▸ **Extracted data entries**
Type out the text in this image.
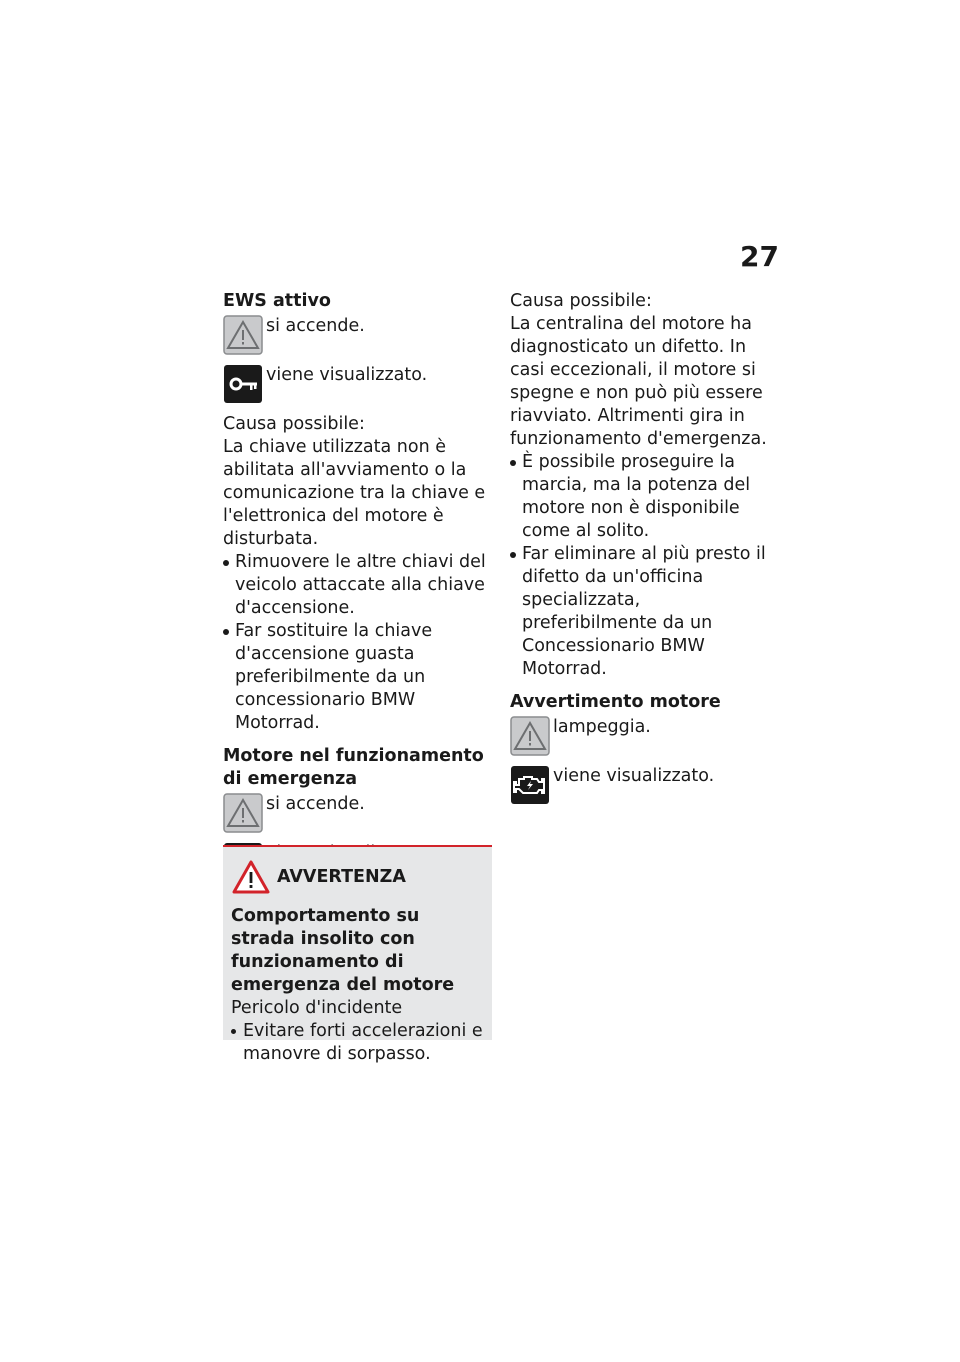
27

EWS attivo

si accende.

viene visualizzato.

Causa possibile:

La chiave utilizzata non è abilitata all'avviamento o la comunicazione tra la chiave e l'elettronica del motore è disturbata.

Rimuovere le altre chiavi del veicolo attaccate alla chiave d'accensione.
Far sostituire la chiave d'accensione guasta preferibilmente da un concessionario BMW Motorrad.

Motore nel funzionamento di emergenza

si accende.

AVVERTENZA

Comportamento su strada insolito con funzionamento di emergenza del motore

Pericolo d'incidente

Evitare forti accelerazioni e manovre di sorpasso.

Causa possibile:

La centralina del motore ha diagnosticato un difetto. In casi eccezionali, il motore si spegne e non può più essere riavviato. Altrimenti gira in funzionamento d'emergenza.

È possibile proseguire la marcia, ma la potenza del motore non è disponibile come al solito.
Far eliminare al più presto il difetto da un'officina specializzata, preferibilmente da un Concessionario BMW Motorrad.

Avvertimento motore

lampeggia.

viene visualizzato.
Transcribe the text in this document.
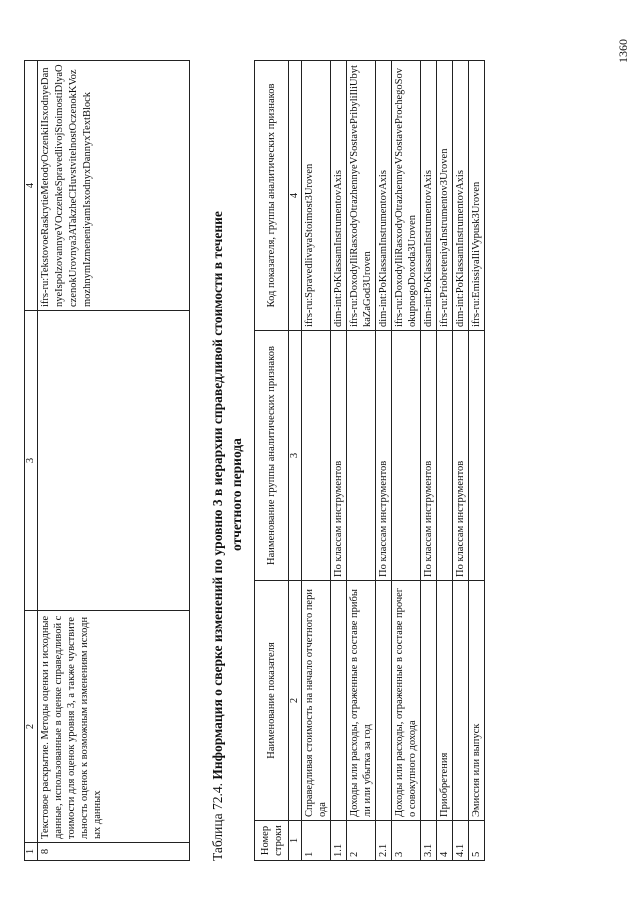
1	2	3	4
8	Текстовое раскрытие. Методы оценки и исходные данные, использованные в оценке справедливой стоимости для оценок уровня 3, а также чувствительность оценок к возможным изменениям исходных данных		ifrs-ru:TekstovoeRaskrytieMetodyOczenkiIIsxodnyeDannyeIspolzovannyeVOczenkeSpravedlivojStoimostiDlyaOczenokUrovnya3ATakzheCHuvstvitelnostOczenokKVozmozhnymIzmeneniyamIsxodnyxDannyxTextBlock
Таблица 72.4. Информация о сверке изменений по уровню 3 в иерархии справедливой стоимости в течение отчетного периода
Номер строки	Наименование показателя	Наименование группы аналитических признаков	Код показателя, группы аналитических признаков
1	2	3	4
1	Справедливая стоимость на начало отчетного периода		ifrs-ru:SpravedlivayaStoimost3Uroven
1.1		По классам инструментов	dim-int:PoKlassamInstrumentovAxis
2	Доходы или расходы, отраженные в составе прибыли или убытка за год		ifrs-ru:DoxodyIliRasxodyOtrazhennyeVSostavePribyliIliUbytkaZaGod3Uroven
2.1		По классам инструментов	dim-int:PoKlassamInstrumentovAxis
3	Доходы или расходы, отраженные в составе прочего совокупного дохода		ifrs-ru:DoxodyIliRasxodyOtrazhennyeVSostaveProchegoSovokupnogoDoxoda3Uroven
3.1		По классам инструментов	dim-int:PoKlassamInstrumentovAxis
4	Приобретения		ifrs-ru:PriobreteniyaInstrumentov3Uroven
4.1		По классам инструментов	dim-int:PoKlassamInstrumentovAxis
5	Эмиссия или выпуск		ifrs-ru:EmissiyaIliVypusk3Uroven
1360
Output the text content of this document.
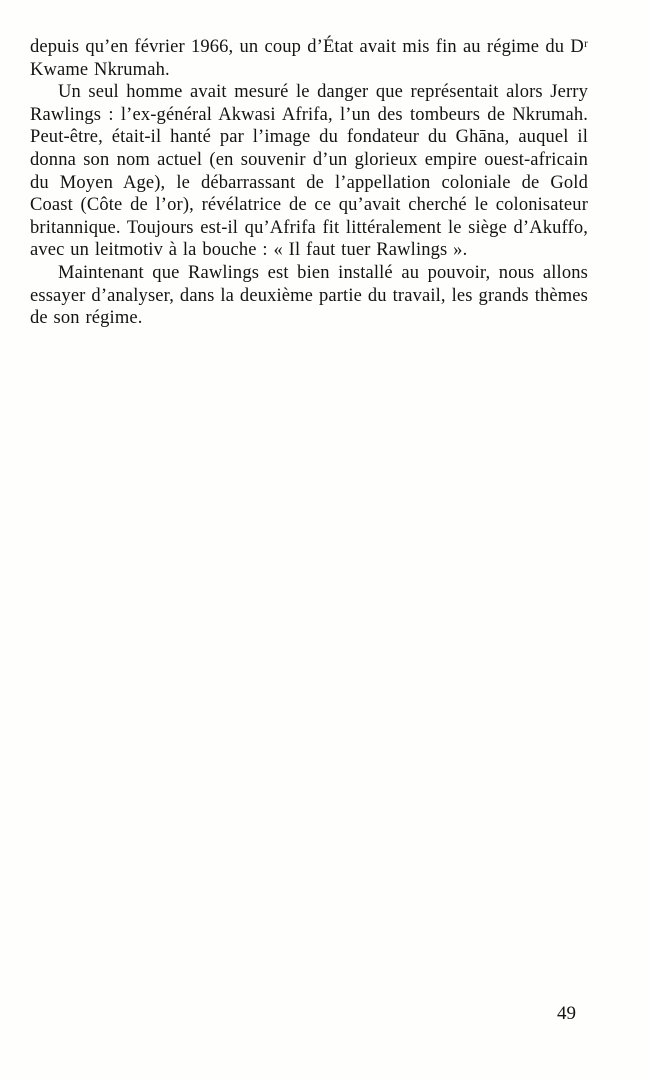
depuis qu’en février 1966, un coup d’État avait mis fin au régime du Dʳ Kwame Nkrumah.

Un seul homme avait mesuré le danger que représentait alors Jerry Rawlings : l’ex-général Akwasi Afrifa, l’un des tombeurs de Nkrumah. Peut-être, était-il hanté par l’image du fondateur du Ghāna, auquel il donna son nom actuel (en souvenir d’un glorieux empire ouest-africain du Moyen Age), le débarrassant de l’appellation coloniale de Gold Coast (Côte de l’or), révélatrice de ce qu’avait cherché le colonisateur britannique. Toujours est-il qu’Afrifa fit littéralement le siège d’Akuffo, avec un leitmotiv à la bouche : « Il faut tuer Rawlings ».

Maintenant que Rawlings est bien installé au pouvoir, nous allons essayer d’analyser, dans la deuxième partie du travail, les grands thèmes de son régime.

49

▸ **Stated goal**
Copy out every line of the listing that contains the string "régime".

▸ **The output**
depuis qu’en février 1966, un coup d’État avait mis fin au régime du Dʳ Kwame Nkrumah.
Maintenant que Rawlings est bien installé au pouvoir, nous allons essayer d’analyser, dans la deuxième partie du travail, les grands thèmes de son régime.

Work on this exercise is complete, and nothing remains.